(Dataset records)
□ □ □ □ □ □ □
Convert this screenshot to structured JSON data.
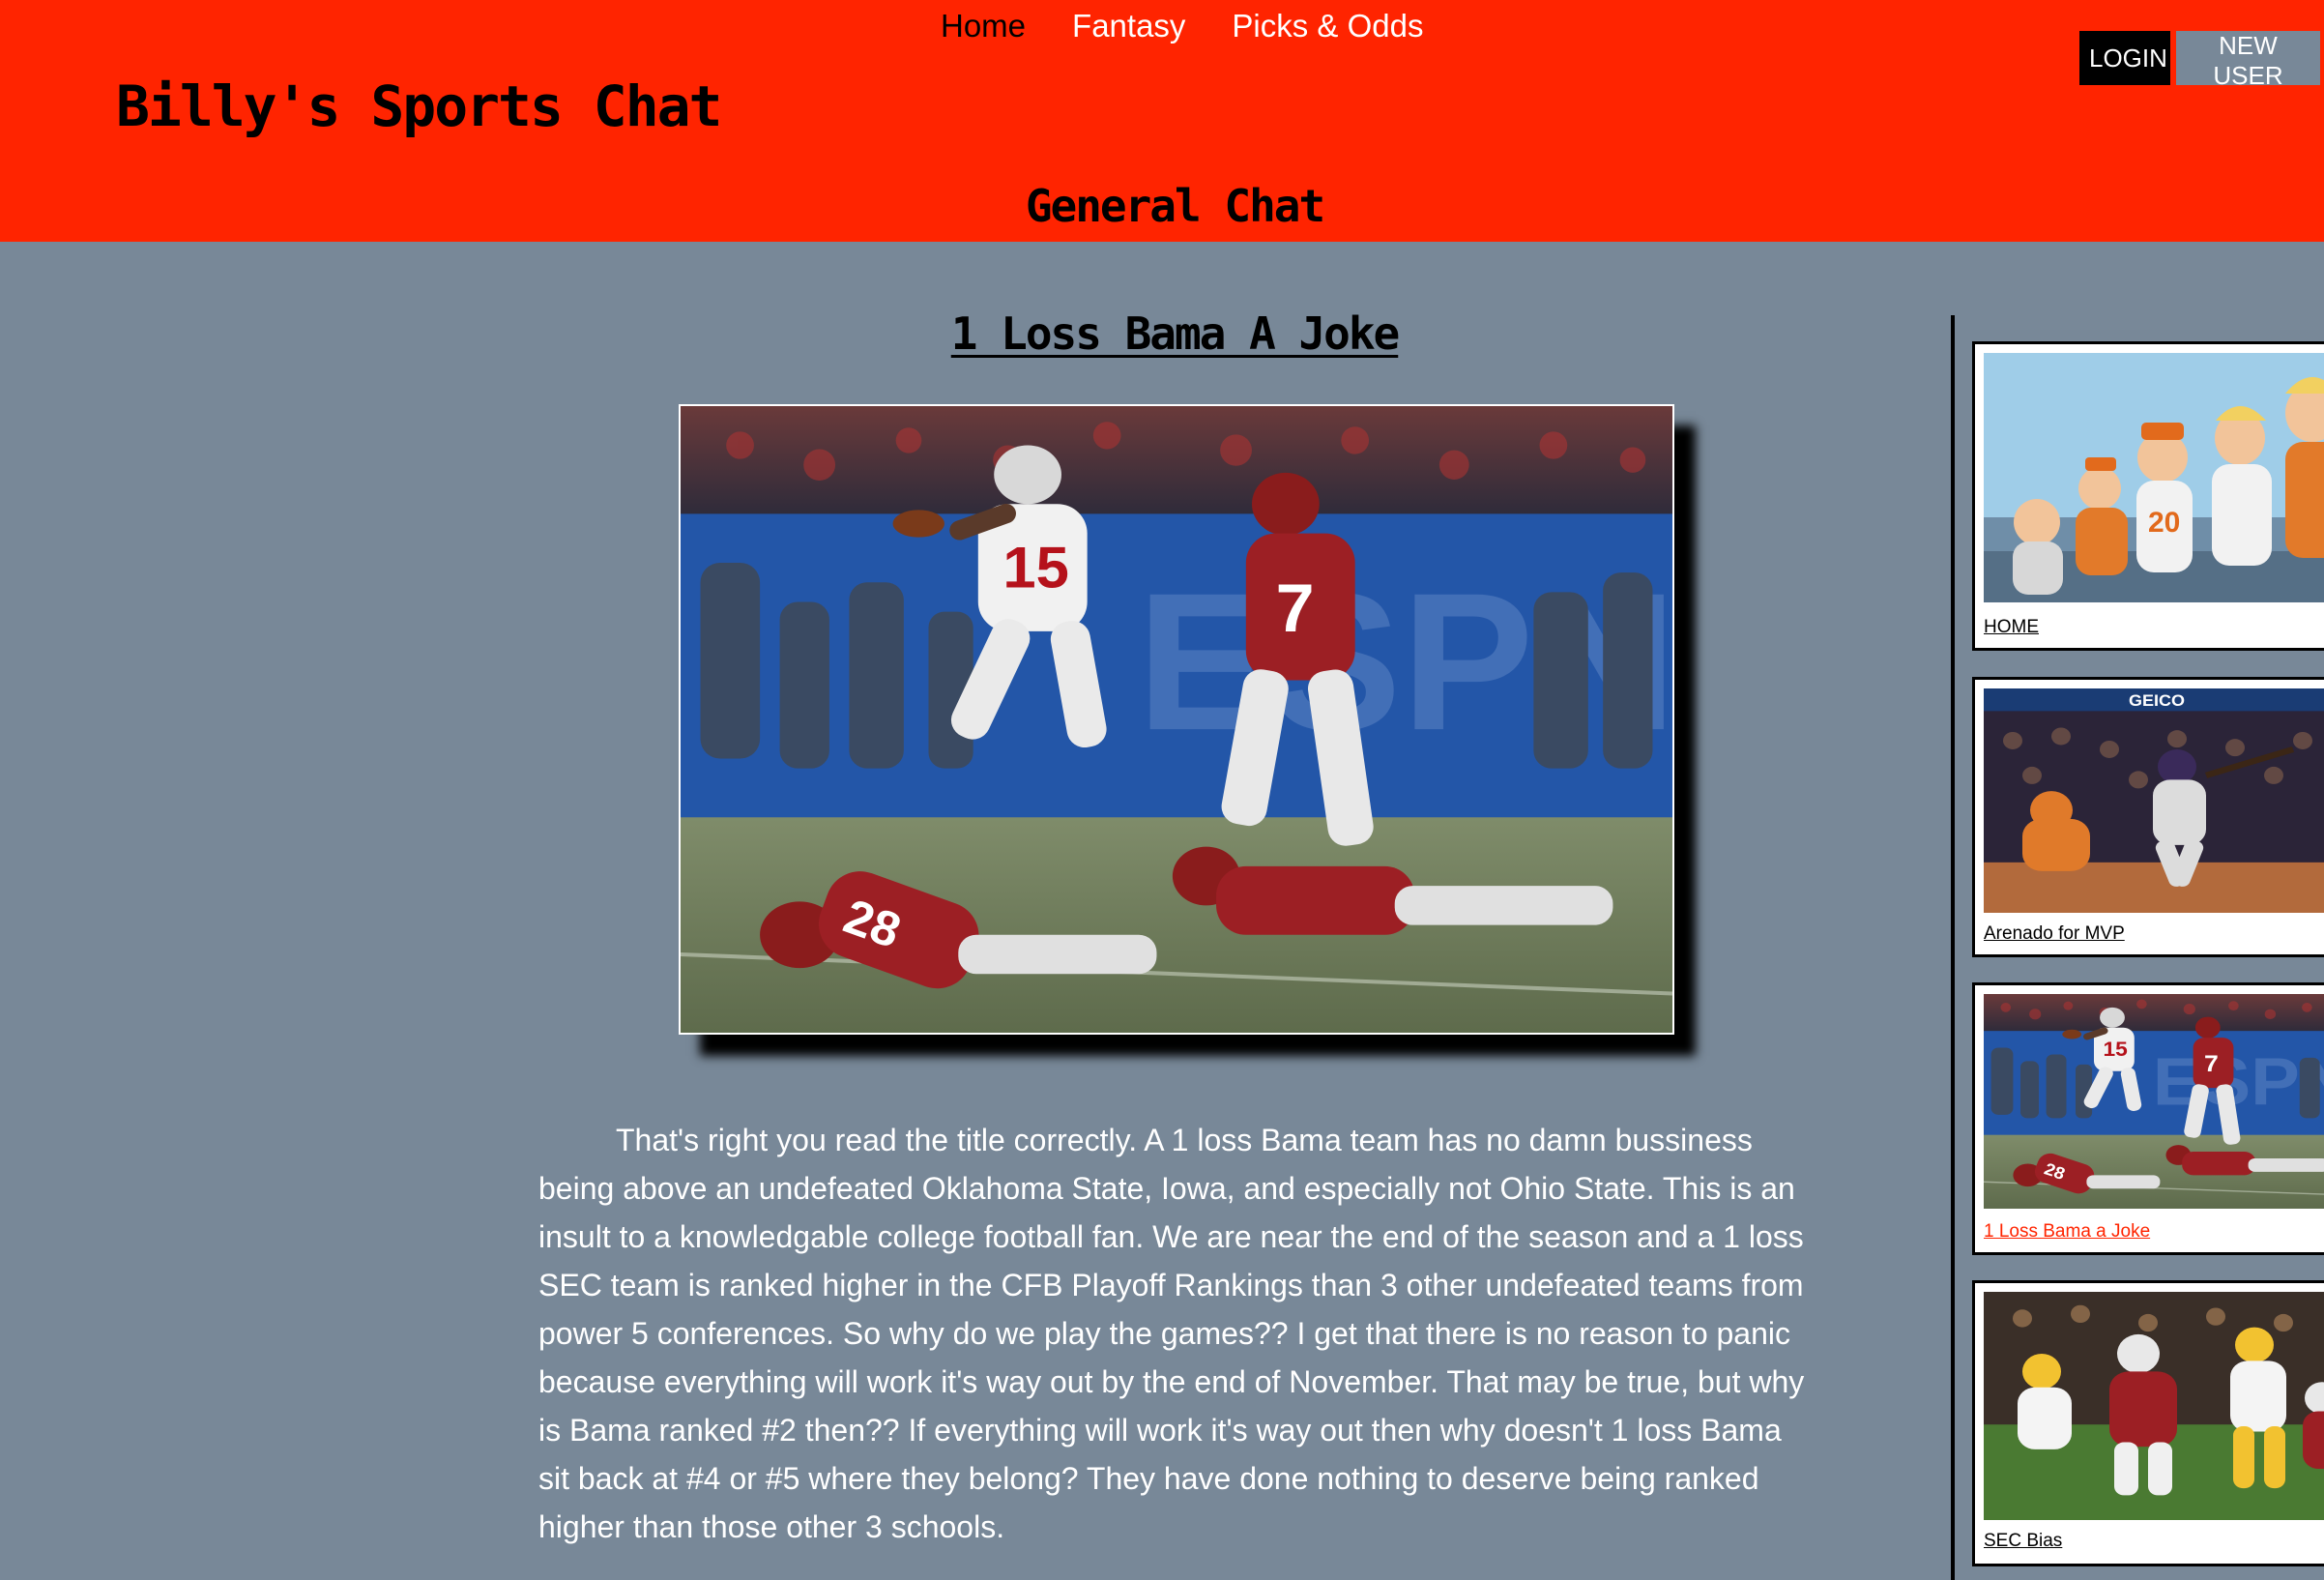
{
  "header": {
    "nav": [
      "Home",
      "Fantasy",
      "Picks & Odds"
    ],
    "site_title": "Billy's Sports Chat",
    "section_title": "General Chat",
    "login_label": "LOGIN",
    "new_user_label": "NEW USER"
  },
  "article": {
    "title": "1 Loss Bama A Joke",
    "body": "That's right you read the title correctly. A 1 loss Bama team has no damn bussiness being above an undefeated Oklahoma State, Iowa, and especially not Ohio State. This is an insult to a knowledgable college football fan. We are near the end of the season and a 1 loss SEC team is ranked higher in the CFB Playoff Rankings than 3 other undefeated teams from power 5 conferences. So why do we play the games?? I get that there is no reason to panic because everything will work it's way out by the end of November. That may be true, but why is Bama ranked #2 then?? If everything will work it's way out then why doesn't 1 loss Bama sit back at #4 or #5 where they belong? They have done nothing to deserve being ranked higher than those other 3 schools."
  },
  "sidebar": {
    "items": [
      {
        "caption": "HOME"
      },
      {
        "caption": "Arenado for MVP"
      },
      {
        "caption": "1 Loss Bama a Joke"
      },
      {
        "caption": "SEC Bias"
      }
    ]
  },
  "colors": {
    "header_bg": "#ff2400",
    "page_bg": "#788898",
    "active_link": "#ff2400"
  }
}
□ □ □ □ □ □ □
Every line that holds the word "Chat" should be extracted.

    "site_title": "Billy's Sports Chat",
    "section_title": "General Chat",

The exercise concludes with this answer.